Stored data
----

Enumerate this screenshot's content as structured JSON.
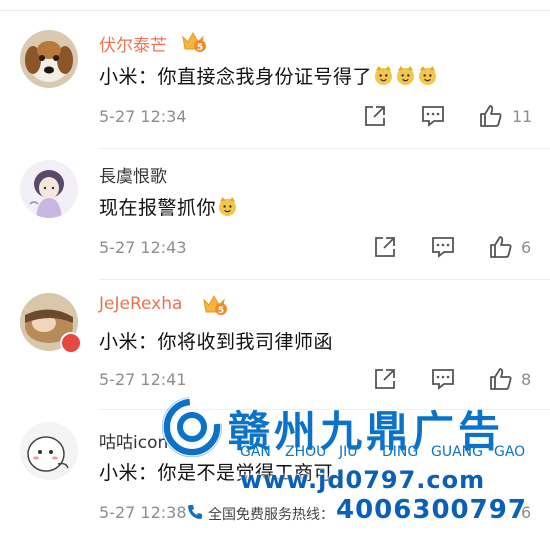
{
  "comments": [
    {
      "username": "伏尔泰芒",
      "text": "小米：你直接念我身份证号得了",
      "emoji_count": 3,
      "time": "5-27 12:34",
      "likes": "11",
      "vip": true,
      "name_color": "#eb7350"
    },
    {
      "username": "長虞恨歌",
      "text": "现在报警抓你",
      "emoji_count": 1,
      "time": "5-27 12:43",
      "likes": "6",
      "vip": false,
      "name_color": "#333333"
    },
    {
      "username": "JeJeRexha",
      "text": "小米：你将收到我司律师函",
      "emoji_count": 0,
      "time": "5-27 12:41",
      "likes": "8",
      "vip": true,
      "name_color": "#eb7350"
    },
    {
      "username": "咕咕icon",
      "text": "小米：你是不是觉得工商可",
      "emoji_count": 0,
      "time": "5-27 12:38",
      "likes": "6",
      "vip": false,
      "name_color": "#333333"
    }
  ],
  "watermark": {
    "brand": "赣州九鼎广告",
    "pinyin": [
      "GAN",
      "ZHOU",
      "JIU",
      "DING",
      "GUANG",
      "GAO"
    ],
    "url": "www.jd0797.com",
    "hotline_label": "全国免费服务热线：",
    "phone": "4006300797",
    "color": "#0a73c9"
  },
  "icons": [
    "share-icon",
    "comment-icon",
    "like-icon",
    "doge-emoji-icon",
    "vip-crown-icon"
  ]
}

----

_What you need to do:_ From the entries, report each line that includes the word "username".

_Exercise output:_
      "username": "伏尔泰芒",
      "username": "長虞恨歌",
      "username": "JeJeRexha",
      "username": "咕咕icon",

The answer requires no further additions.